#### SET EXERCISE
Pull out every line of the listing below where "KTFX" appears.

#### Records from a dataset
= = = = =
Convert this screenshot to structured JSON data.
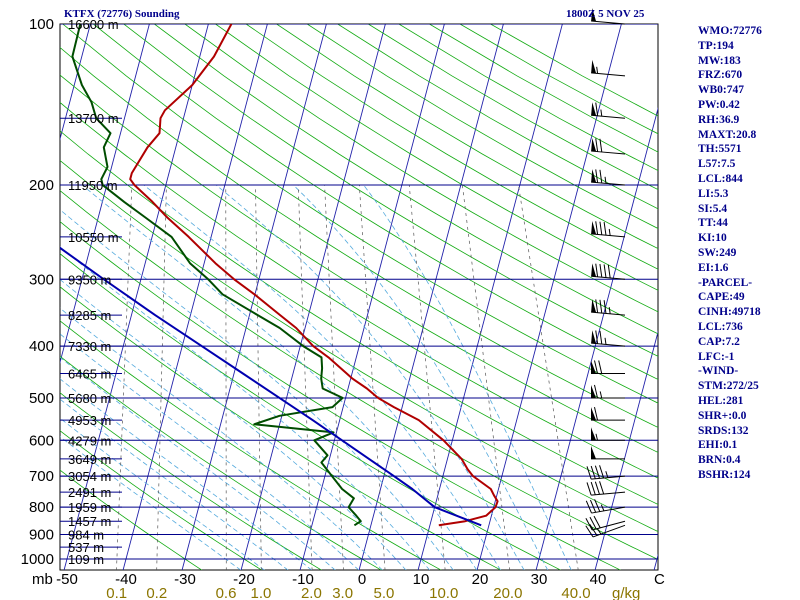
{
  "header": {
    "station": "KTFX (72776) Sounding",
    "time": "1800Z  5 NOV 25"
  },
  "indices": [
    "WMO:72776",
    "TP:194",
    "MW:183",
    "FRZ:670",
    "WB0:747",
    "PW:0.42",
    "RH:36.9",
    "MAXT:20.8",
    "TH:5571",
    "L57:7.5",
    "LCL:844",
    "LI:5.3",
    "SI:5.4",
    "TT:44",
    "KI:10",
    "SW:249",
    "EI:1.6",
    "-PARCEL-",
    "CAPE:49",
    "CINH:49718",
    "LCL:736",
    "CAP:7.2",
    "LFC:-1",
    "-WIND-",
    "STM:272/25",
    "HEL:281",
    "SHR+:0.0",
    "SRDS:132",
    "EHI:0.1",
    "BRN:0.4",
    "BSHR:124"
  ],
  "colors": {
    "isobar": "#00008b",
    "isotherm": "#2222aa",
    "dry_adiabat": "#11aa11",
    "moist_adiabat": "#55aadd",
    "mixing_ratio": "#555555",
    "temperature": "#b00000",
    "dewpoint": "#004d00",
    "parcel": "#0000b0",
    "barb": "#000000",
    "text": "#00008b",
    "wb_labels": "#8b7500"
  },
  "chart_data": {
    "type": "line",
    "title": "KTFX (72776) Sounding",
    "diagram": "skew-T log-p",
    "yscale": "log",
    "ylim": [
      1050,
      100
    ],
    "xlim": [
      -50,
      50
    ],
    "pressure_ticks": [
      100,
      200,
      300,
      400,
      500,
      600,
      700,
      800,
      900,
      1000
    ],
    "pressure_tick_labels": [
      "100",
      "200",
      "300",
      "400",
      "500",
      "600",
      "700",
      "800",
      "900",
      "1000"
    ],
    "temperature_ticks": [
      -50,
      -40,
      -30,
      -20,
      -10,
      0,
      10,
      20,
      30,
      40
    ],
    "temperature_tick_labels": [
      "-50",
      "-40",
      "-30",
      "-20",
      "-10",
      "0",
      "10",
      "20",
      "30",
      "40"
    ],
    "pressure_unit": "mb",
    "temperature_unit": "C",
    "mixing_ratio_ticks": [
      0.1,
      0.2,
      0.6,
      1.0,
      2.0,
      3.0,
      5.0,
      10.0,
      20.0,
      40.0
    ],
    "mixing_ratio_tick_labels": [
      "0.1",
      "0.2",
      "0.6",
      "1.0",
      "2.0",
      "3.0",
      "5.0",
      "10.0",
      "20.0",
      "40.0"
    ],
    "mixing_ratio_unit": "g/kg",
    "height_labels": [
      {
        "p": 100,
        "label": "16600 m"
      },
      {
        "p": 150,
        "label": "13700 m"
      },
      {
        "p": 200,
        "label": "11950 m"
      },
      {
        "p": 250,
        "label": "10550 m"
      },
      {
        "p": 300,
        "label": "9350 m"
      },
      {
        "p": 350,
        "label": "8285 m"
      },
      {
        "p": 400,
        "label": "7330 m"
      },
      {
        "p": 450,
        "label": "6465 m"
      },
      {
        "p": 500,
        "label": "5680 m"
      },
      {
        "p": 550,
        "label": "4953 m"
      },
      {
        "p": 600,
        "label": "4279 m"
      },
      {
        "p": 650,
        "label": "3649 m"
      },
      {
        "p": 700,
        "label": "3054 m"
      },
      {
        "p": 750,
        "label": "2491 m"
      },
      {
        "p": 800,
        "label": "1959 m"
      },
      {
        "p": 850,
        "label": "1457 m"
      },
      {
        "p": 900,
        "label": "984 m"
      },
      {
        "p": 950,
        "label": "537 m"
      },
      {
        "p": 1000,
        "label": "109 m"
      }
    ],
    "series": [
      {
        "name": "temperature",
        "points": [
          [
            865,
            11.5
          ],
          [
            850,
            15.8
          ],
          [
            830,
            19.1
          ],
          [
            800,
            20.3
          ],
          [
            780,
            20.4
          ],
          [
            760,
            19.5
          ],
          [
            740,
            18.7
          ],
          [
            700,
            15.1
          ],
          [
            680,
            13.9
          ],
          [
            650,
            12.4
          ],
          [
            600,
            8.5
          ],
          [
            550,
            3.4
          ],
          [
            520,
            -1.4
          ],
          [
            500,
            -4.5
          ],
          [
            480,
            -6.8
          ],
          [
            460,
            -9.7
          ],
          [
            450,
            -10.9
          ],
          [
            420,
            -14.7
          ],
          [
            400,
            -17.8
          ],
          [
            370,
            -21.5
          ],
          [
            350,
            -24.8
          ],
          [
            320,
            -30.1
          ],
          [
            300,
            -34.2
          ],
          [
            280,
            -38.1
          ],
          [
            250,
            -43.8
          ],
          [
            230,
            -48.3
          ],
          [
            215,
            -51.5
          ],
          [
            200,
            -55.3
          ],
          [
            195,
            -56.3
          ],
          [
            190,
            -56.3
          ],
          [
            170,
            -54.8
          ],
          [
            160,
            -53.4
          ],
          [
            150,
            -53.9
          ],
          [
            145,
            -53.5
          ],
          [
            130,
            -50.0
          ],
          [
            115,
            -47.6
          ],
          [
            100,
            -46.1
          ]
        ]
      },
      {
        "name": "dewpoint",
        "points": [
          [
            865,
            -2.8
          ],
          [
            850,
            -1.9
          ],
          [
            830,
            -2.9
          ],
          [
            800,
            -4.6
          ],
          [
            770,
            -4.1
          ],
          [
            740,
            -6.5
          ],
          [
            700,
            -8.8
          ],
          [
            660,
            -11.2
          ],
          [
            640,
            -10.5
          ],
          [
            600,
            -13.4
          ],
          [
            580,
            -10.5
          ],
          [
            560,
            -24.3
          ],
          [
            540,
            -20.4
          ],
          [
            520,
            -11.8
          ],
          [
            500,
            -10.5
          ],
          [
            480,
            -14.3
          ],
          [
            460,
            -15.0
          ],
          [
            440,
            -15.3
          ],
          [
            420,
            -15.9
          ],
          [
            400,
            -19.5
          ],
          [
            370,
            -24.3
          ],
          [
            350,
            -28.6
          ],
          [
            320,
            -35.5
          ],
          [
            300,
            -38.6
          ],
          [
            280,
            -42.4
          ],
          [
            250,
            -46.7
          ],
          [
            230,
            -52.0
          ],
          [
            215,
            -56.3
          ],
          [
            200,
            -60.7
          ],
          [
            195,
            -61.2
          ],
          [
            185,
            -60.7
          ],
          [
            170,
            -62.2
          ],
          [
            160,
            -61.7
          ],
          [
            150,
            -64.8
          ],
          [
            140,
            -66.3
          ],
          [
            130,
            -68.7
          ],
          [
            115,
            -71.6
          ],
          [
            100,
            -71.7
          ]
        ]
      },
      {
        "name": "parcel",
        "points": [
          [
            865,
            18.7
          ],
          [
            800,
            10.0
          ],
          [
            740,
            5.4
          ],
          [
            700,
            1.7
          ],
          [
            650,
            -3.3
          ],
          [
            600,
            -8.7
          ],
          [
            550,
            -14.6
          ],
          [
            500,
            -21.2
          ],
          [
            450,
            -28.5
          ],
          [
            400,
            -36.7
          ],
          [
            350,
            -46.0
          ],
          [
            300,
            -56.3
          ],
          [
            250,
            -68.2
          ],
          [
            200,
            -82.0
          ],
          [
            150,
            -98.6
          ],
          [
            125,
            -108.4
          ]
        ]
      }
    ],
    "wind_barbs": [
      {
        "p": 865,
        "dir": 250,
        "spd": 25
      },
      {
        "p": 850,
        "dir": 255,
        "spd": 30
      },
      {
        "p": 800,
        "dir": 260,
        "spd": 35
      },
      {
        "p": 750,
        "dir": 265,
        "spd": 40
      },
      {
        "p": 700,
        "dir": 265,
        "spd": 45
      },
      {
        "p": 650,
        "dir": 270,
        "spd": 50
      },
      {
        "p": 600,
        "dir": 270,
        "spd": 55
      },
      {
        "p": 550,
        "dir": 270,
        "spd": 60
      },
      {
        "p": 500,
        "dir": 270,
        "spd": 65
      },
      {
        "p": 450,
        "dir": 270,
        "spd": 70
      },
      {
        "p": 400,
        "dir": 275,
        "spd": 75
      },
      {
        "p": 350,
        "dir": 275,
        "spd": 85
      },
      {
        "p": 300,
        "dir": 275,
        "spd": 90
      },
      {
        "p": 250,
        "dir": 275,
        "spd": 85
      },
      {
        "p": 200,
        "dir": 275,
        "spd": 75
      },
      {
        "p": 175,
        "dir": 275,
        "spd": 70
      },
      {
        "p": 150,
        "dir": 275,
        "spd": 65
      },
      {
        "p": 125,
        "dir": 275,
        "spd": 55
      },
      {
        "p": 100,
        "dir": 275,
        "spd": 50
      }
    ]
  }
}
= = = = =
#### THE ANSWER
    "station": "KTFX (72776) Sounding",
    "title": "KTFX (72776) Sounding",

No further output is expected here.